_STATED PROBLEM_. For this exercise, repeat all of the material verbatim apart from its images.

_DATA SHOWN_.
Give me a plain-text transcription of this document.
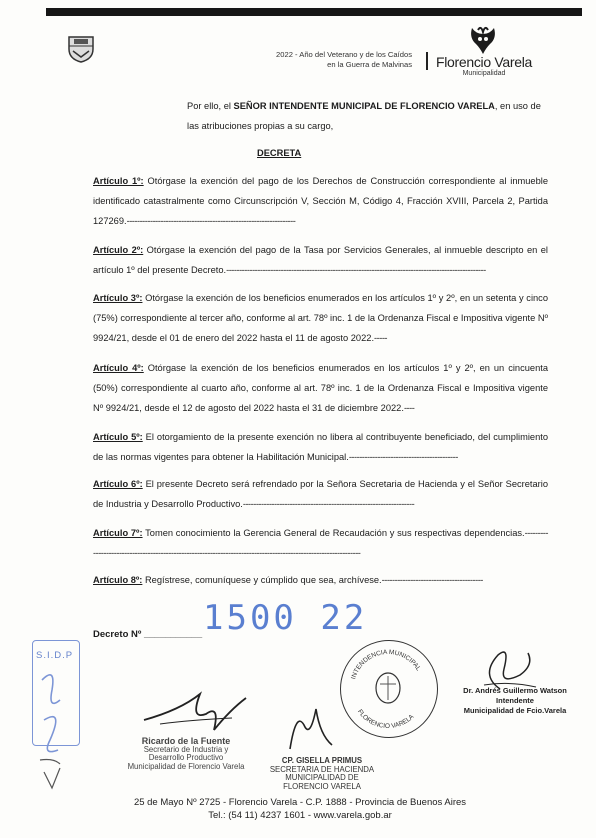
2022 - Año del Veterano y de los Caídos
en la Guerra de Malvinas	Florencio Varela
Municipalidad
Por ello, el SEÑOR INTENDENTE MUNICIPAL DE FLORENCIO VARELA, en uso de las atribuciones propias a su cargo,
DECRETA
Artículo 1º: Otórgase la exención del pago de los Derechos de Construcción correspondiente al inmueble identificado catastralmente como Circunscripción V, Sección M, Código 4, Fracción XVIII, Parcela 2, Partida 127269.-----------------------------------------------------------------
Artículo 2º: Otórgase la exención del pago de la Tasa por Servicios Generales, al inmueble descripto en el artículo 1º del presente Decreto.----------------------------------------------------------------------------------------------------
Artículo 3º: Otórgase la exención de los beneficios enumerados en los artículos 1º y 2º, en un setenta y cinco (75%) correspondiente al tercer año, conforme al art. 78º inc. 1 de la Ordenanza Fiscal e Impositiva vigente Nº 9924/21, desde el 01 de enero del 2022 hasta el 11 de agosto 2022.-----
Artículo 4º: Otórgase la exención de los beneficios enumerados en los artículos 1º y 2º, en un cincuenta (50%) correspondiente al cuarto año, conforme al art. 78º inc. 1 de la Ordenanza Fiscal e Impositiva vigente Nº 9924/21, desde el 12 de agosto del 2022 hasta el 31 de diciembre 2022.----
Artículo 5º: El otorgamiento de la presente exención no libera al contribuyente beneficiado, del cumplimiento de las normas vigentes para obtener la Habilitación Municipal.------------------------------------------
Artículo 6º: El presente Decreto será refrendado por la Señora Secretaria de Hacienda y el Señor Secretario de Industria y Desarrollo Productivo.------------------------------------------------------------------
Artículo 7º: Tomen conocimiento la Gerencia General de Recaudación y sus respectivas dependencias.----------------------------------------------------------------------------------------------------------------
Artículo 8º: Regístrese, comuníquese y cúmplido que sea, archívese.---------------------------------------
1500 22
Decreto Nº ___________
S.I.D.P
Ricardo de la Fuente
Secretario de Industria y
Desarrollo Productivo
Municipalidad de Florencio Varela
CP. GISELLA PRIMUS
SECRETARIA DE HACIENDA
MUNICIPALIDAD DE FLORENCIO VARELA
INTENDENCIA MUNICIPAL
FLORENCIO VARELA
Dr. Andrés Guillermo Watson
Intendente
Municipalidad de Fcio.Varela
25 de Mayo Nº 2725 - Florencio Varela - C.P. 1888 - Provincia de Buenos Aires
Tel.: (54 11) 4237 1601 - www.varela.gob.ar
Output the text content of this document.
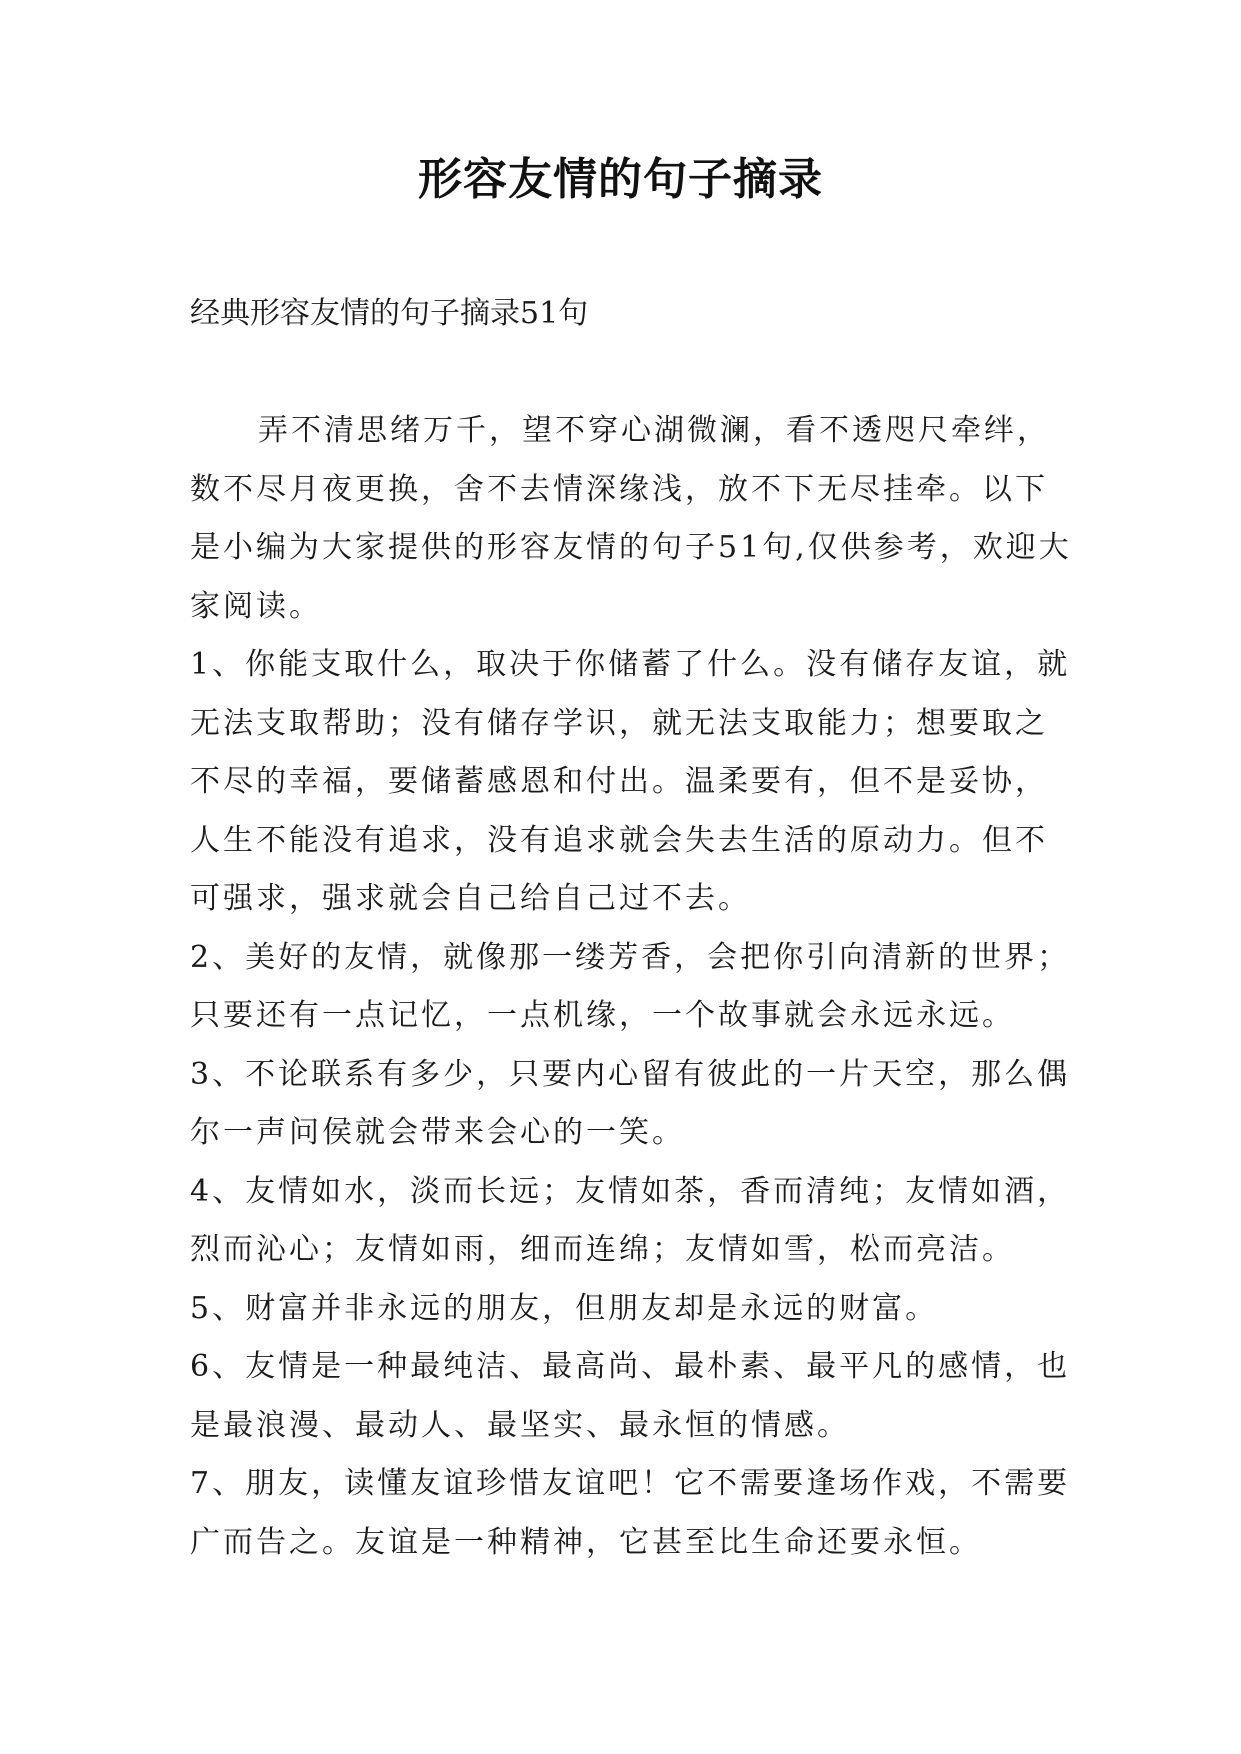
形容友情的句子摘录
经典形容友情的句子摘录51句

弄不清思绪万千，望不穿心湖微澜，看不透咫尺牵绊，数不尽月夜更换，舍不去情深缘浅，放不下无尽挂牵。以下是小编为大家提供的形容友情的句子51句,仅供参考，欢迎大家阅读。

1、你能支取什么，取决于你储蓄了什么。没有储存友谊，就无法支取帮助；没有储存学识，就无法支取能力；想要取之不尽的幸福，要储蓄感恩和付出。温柔要有，但不是妥协，人生不能没有追求，没有追求就会失去生活的原动力。但不可强求，强求就会自己给自己过不去。

2、美好的友情，就像那一缕芳香，会把你引向清新的世界；只要还有一点记忆，一点机缘，一个故事就会永远永远。

3、不论联系有多少，只要内心留有彼此的一片天空，那么偶尔一声问侯就会带来会心的一笑。

4、友情如水，淡而长远；友情如茶，香而清纯；友情如酒，烈而沁心；友情如雨，细而连绵；友情如雪，松而亮洁。

5、财富并非永远的朋友，但朋友却是永远的财富。

6、友情是一种最纯洁、最高尚、最朴素、最平凡的感情，也是最浪漫、最动人、最坚实、最永恒的情感。

7、朋友，读懂友谊珍惜友谊吧！它不需要逢场作戏，不需要广而告之。友谊是一种精神，它甚至比生命还要永恒。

_TASK RESULT_.
Give me a plain-text transcription of this document.
2022 - Año del Veterano y de los Caídos
en la Guerra de Malvinas	Florencio Varela
Municipalidad
Por ello, el SEÑOR INTENDENTE MUNICIPAL DE FLORENCIO VARELA, en uso de las atribuciones propias a su cargo,
DECRETA
Artículo 1º: Otórgase la exención del pago de los Derechos de Construcción correspondiente al inmueble identificado catastralmente como Circunscripción V, Sección M, Código 4, Fracción XVIII, Parcela 2, Partida 127269.-----------------------------------------------------------------
Artículo 2º: Otórgase la exención del pago de la Tasa por Servicios Generales, al inmueble descripto en el artículo 1º del presente Decreto.----------------------------------------------------------------------------------------------------
Artículo 3º: Otórgase la exención de los beneficios enumerados en los artículos 1º y 2º, en un setenta y cinco (75%) correspondiente al tercer año, conforme al art. 78º inc. 1 de la Ordenanza Fiscal e Impositiva vigente Nº 9924/21, desde el 01 de enero del 2022 hasta el 11 de agosto 2022.-----
Artículo 4º: Otórgase la exención de los beneficios enumerados en los artículos 1º y 2º, en un cincuenta (50%) correspondiente al cuarto año, conforme al art. 78º inc. 1 de la Ordenanza Fiscal e Impositiva vigente Nº 9924/21, desde el 12 de agosto del 2022 hasta el 31 de diciembre 2022.----
Artículo 5º: El otorgamiento de la presente exención no libera al contribuyente beneficiado, del cumplimiento de las normas vigentes para obtener la Habilitación Municipal.------------------------------------------
Artículo 6º: El presente Decreto será refrendado por la Señora Secretaria de Hacienda y el Señor Secretario de Industria y Desarrollo Productivo.------------------------------------------------------------------
Artículo 7º: Tomen conocimiento la Gerencia General de Recaudación y sus respectivas dependencias.----------------------------------------------------------------------------------------------------------------
Artículo 8º: Regístrese, comuníquese y cúmplido que sea, archívese.---------------------------------------
1500 22
Decreto Nº ___________
S.I.D.P
Ricardo de la Fuente
Secretario de Industria y
Desarrollo Productivo
Municipalidad de Florencio Varela
CP. GISELLA PRIMUS
SECRETARIA DE HACIENDA
MUNICIPALIDAD DE FLORENCIO VARELA
INTENDENCIA MUNICIPAL
FLORENCIO VARELA
Dr. Andrés Guillermo Watson
Intendente
Municipalidad de Fcio.Varela
25 de Mayo Nº 2725 - Florencio Varela - C.P. 1888 - Provincia de Buenos Aires
Tel.: (54 11) 4237 1601 - www.varela.gob.ar
Output the text content of this document.
形容友情的句子摘录
经典形容友情的句子摘录51句

弄不清思绪万千，望不穿心湖微澜，看不透咫尺牵绊，数不尽月夜更换，舍不去情深缘浅，放不下无尽挂牵。以下是小编为大家提供的形容友情的句子51句,仅供参考，欢迎大家阅读。

1、你能支取什么，取决于你储蓄了什么。没有储存友谊，就无法支取帮助；没有储存学识，就无法支取能力；想要取之不尽的幸福，要储蓄感恩和付出。温柔要有，但不是妥协，人生不能没有追求，没有追求就会失去生活的原动力。但不可强求，强求就会自己给自己过不去。

2、美好的友情，就像那一缕芳香，会把你引向清新的世界；只要还有一点记忆，一点机缘，一个故事就会永远永远。

3、不论联系有多少，只要内心留有彼此的一片天空，那么偶尔一声问侯就会带来会心的一笑。

4、友情如水，淡而长远；友情如茶，香而清纯；友情如酒，烈而沁心；友情如雨，细而连绵；友情如雪，松而亮洁。

5、财富并非永远的朋友，但朋友却是永远的财富。

6、友情是一种最纯洁、最高尚、最朴素、最平凡的感情，也是最浪漫、最动人、最坚实、最永恒的情感。

7、朋友，读懂友谊珍惜友谊吧！它不需要逢场作戏，不需要广而告之。友谊是一种精神，它甚至比生命还要永恒。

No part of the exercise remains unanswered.